Exercise directions: Repeat every record below exactly, omitting any pictures.

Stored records
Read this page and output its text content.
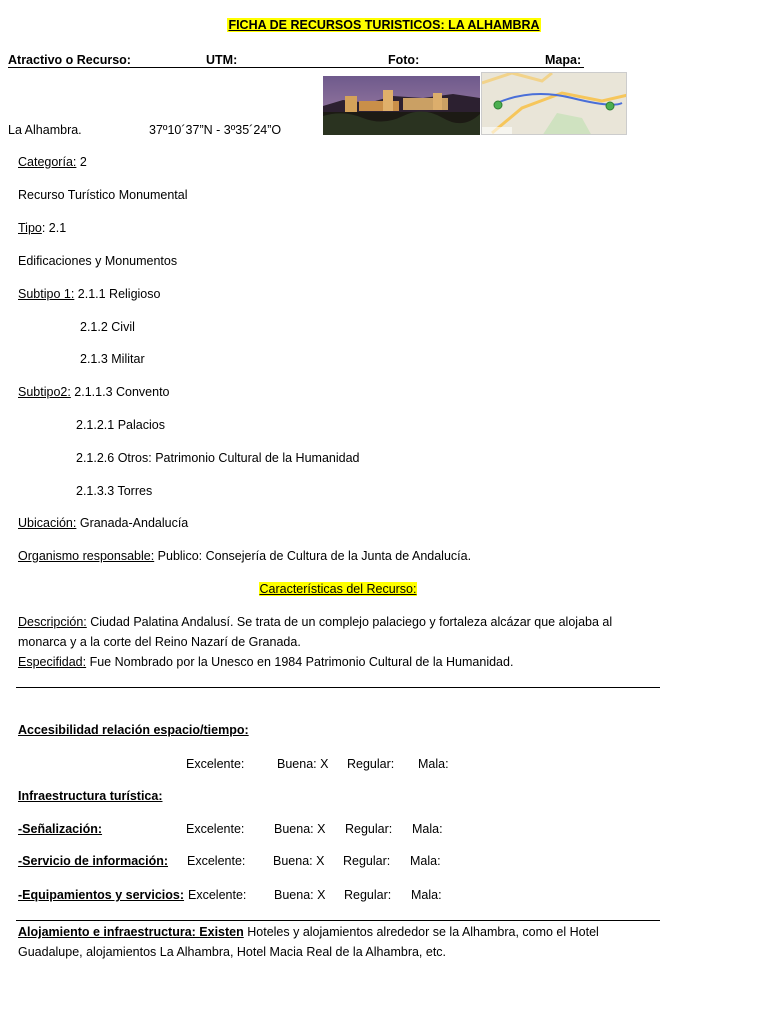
FICHA DE RECURSOS TURISTICOS: LA ALHAMBRA
Atractivo o Recurso:	UTM:	Foto:	Mapa:
La Alhambra.	37º10´37”N - 3º35´24”O
Categoría: 2
Recurso Turístico Monumental
Tipo: 2.1
Edificaciones y Monumentos
Subtipo 1: 2.1.1 Religioso
2.1.2 Civil
2.1.3 Militar
Subtipo2: 2.1.1.3 Convento
2.1.2.1 Palacios
2.1.2.6 Otros: Patrimonio Cultural de la Humanidad
2.1.3.3 Torres
Ubicación: Granada-Andalucía
Organismo responsable: Publico: Consejería de Cultura de la Junta de Andalucía.
Características del Recurso:
Descripción: Ciudad Palatina Andalusí. Se trata de un complejo palaciego y fortaleza alcázar que alojaba al monarca y a la corte del Reino Nazarí de Granada.
Especifidad: Fue Nombrado por la Unesco en 1984 Patrimonio Cultural de la Humanidad.
Accesibilidad relación espacio/tiempo:
Excelente:	Buena: X Regular: Mala:
Infraestructura turística:
-Señalización:	Excelente: Buena: X Regular: Mala:
-Servicio de información: Excelente: Buena: X Regular: Mala:
-Equipamientos y servicios: Excelente: Buena: X Regular: Mala:
Alojamiento e infraestructura: Existen Hoteles y alojamientos alrededor se la Alhambra, como el Hotel Guadalupe, alojamientos La Alhambra, Hotel Macia Real de la Alhambra, etc.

Answer to this exercise:
Read this page and output its text content.
FICHA DE RECURSOS TURISTICOS: LA ALHAMBRA
Atractivo o Recurso:	UTM:	Foto:	Mapa:
La Alhambra.	37º10´37”N - 3º35´24”O
Categoría: 2
Recurso Turístico Monumental
Tipo: 2.1
Edificaciones y Monumentos
Subtipo 1: 2.1.1 Religioso
2.1.2 Civil
2.1.3 Militar
Subtipo2: 2.1.1.3 Convento
2.1.2.1 Palacios
2.1.2.6 Otros: Patrimonio Cultural de la Humanidad
2.1.3.3 Torres
Ubicación: Granada-Andalucía
Organismo responsable: Publico: Consejería de Cultura de la Junta de Andalucía.
Características del Recurso:
Descripción: Ciudad Palatina Andalusí. Se trata de un complejo palaciego y fortaleza alcázar que alojaba al monarca y a la corte del Reino Nazarí de Granada.
Especifidad: Fue Nombrado por la Unesco en 1984 Patrimonio Cultural de la Humanidad.
Accesibilidad relación espacio/tiempo:
Excelente:	Buena: X Regular: Mala:
Infraestructura turística:
-Señalización:	Excelente: Buena: X Regular: Mala:
-Servicio de información: Excelente: Buena: X Regular: Mala:
-Equipamientos y servicios: Excelente: Buena: X Regular: Mala:
Alojamiento e infraestructura: Existen Hoteles y alojamientos alrededor se la Alhambra, como el Hotel Guadalupe, alojamientos La Alhambra, Hotel Macia Real de la Alhambra, etc.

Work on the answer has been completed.